**What you are asked to do**. Copy every line of the records below word for word, without changing anything.

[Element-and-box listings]
········
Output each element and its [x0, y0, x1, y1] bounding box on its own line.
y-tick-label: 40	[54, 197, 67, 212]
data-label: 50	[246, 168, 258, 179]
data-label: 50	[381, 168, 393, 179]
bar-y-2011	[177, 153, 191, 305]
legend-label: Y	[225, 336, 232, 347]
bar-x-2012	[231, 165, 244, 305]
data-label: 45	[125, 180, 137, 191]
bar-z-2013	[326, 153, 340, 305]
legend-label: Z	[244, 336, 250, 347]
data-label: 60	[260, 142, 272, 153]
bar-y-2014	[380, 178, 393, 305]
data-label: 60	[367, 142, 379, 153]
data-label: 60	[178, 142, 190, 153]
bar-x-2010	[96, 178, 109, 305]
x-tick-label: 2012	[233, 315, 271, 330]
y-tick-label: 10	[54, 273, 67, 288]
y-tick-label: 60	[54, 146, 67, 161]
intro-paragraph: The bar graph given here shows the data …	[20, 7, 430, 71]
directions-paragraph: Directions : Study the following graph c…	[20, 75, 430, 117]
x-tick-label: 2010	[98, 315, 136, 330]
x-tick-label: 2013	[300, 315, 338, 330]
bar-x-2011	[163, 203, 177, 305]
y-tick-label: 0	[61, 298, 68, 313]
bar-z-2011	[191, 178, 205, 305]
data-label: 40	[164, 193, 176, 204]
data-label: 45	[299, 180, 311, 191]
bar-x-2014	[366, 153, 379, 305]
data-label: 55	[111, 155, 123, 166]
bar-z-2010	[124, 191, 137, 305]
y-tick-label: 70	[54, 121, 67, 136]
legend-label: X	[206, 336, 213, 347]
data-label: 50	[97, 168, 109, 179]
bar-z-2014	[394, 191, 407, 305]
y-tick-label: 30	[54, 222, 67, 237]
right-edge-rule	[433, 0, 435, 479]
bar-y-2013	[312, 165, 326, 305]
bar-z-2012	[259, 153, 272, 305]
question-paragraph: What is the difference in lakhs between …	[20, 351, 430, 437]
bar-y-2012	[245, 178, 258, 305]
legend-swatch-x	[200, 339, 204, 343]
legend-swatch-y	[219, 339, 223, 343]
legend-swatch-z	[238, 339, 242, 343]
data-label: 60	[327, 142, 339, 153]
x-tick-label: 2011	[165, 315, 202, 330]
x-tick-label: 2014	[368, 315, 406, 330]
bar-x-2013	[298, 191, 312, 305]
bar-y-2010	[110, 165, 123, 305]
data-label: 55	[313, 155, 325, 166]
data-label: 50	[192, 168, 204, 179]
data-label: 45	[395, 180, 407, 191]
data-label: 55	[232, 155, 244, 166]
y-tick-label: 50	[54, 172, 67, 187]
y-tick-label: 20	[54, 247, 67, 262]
········
**The completed task**.
Output each element and its [x0, y0, x1, y1] bounding box on its own line.
y-tick-label: 40	[54, 197, 67, 212]
data-label: 50	[246, 168, 258, 179]
data-label: 50	[381, 168, 393, 179]
bar-y-2011	[177, 153, 191, 305]
legend-label: Y	[225, 336, 232, 347]
bar-x-2012	[231, 165, 244, 305]
data-label: 45	[125, 180, 137, 191]
bar-z-2013	[326, 153, 340, 305]
legend-label: Z	[244, 336, 250, 347]
data-label: 60	[260, 142, 272, 153]
bar-y-2014	[380, 178, 393, 305]
data-label: 60	[367, 142, 379, 153]
data-label: 60	[178, 142, 190, 153]
bar-x-2010	[96, 178, 109, 305]
x-tick-label: 2012	[233, 315, 271, 330]
y-tick-label: 10	[54, 273, 67, 288]
y-tick-label: 60	[54, 146, 67, 161]
intro-paragraph: The bar graph given here shows the data …	[20, 7, 430, 71]
directions-paragraph: Directions : Study the following graph c…	[20, 75, 430, 117]
x-tick-label: 2010	[98, 315, 136, 330]
x-tick-label: 2013	[300, 315, 338, 330]
bar-x-2011	[163, 203, 177, 305]
y-tick-label: 0	[61, 298, 68, 313]
bar-z-2011	[191, 178, 205, 305]
data-label: 40	[164, 193, 176, 204]
data-label: 45	[299, 180, 311, 191]
bar-x-2014	[366, 153, 379, 305]
data-label: 55	[111, 155, 123, 166]
bar-z-2010	[124, 191, 137, 305]
y-tick-label: 70	[54, 121, 67, 136]
legend-label: X	[206, 336, 213, 347]
data-label: 50	[97, 168, 109, 179]
bar-z-2014	[394, 191, 407, 305]
y-tick-label: 30	[54, 222, 67, 237]
right-edge-rule	[433, 0, 435, 479]
bar-y-2013	[312, 165, 326, 305]
bar-z-2012	[259, 153, 272, 305]
question-paragraph: What is the difference in lakhs between …	[20, 351, 430, 437]
bar-y-2012	[245, 178, 258, 305]
legend-swatch-x	[200, 339, 204, 343]
legend-swatch-y	[219, 339, 223, 343]
legend-swatch-z	[238, 339, 242, 343]
data-label: 60	[327, 142, 339, 153]
x-tick-label: 2011	[165, 315, 202, 330]
x-tick-label: 2014	[368, 315, 406, 330]
bar-x-2013	[298, 191, 312, 305]
bar-y-2010	[110, 165, 123, 305]
data-label: 55	[313, 155, 325, 166]
data-label: 50	[192, 168, 204, 179]
data-label: 45	[395, 180, 407, 191]
data-label: 55	[232, 155, 244, 166]
y-tick-label: 50	[54, 172, 67, 187]
y-tick-label: 20	[54, 247, 67, 262]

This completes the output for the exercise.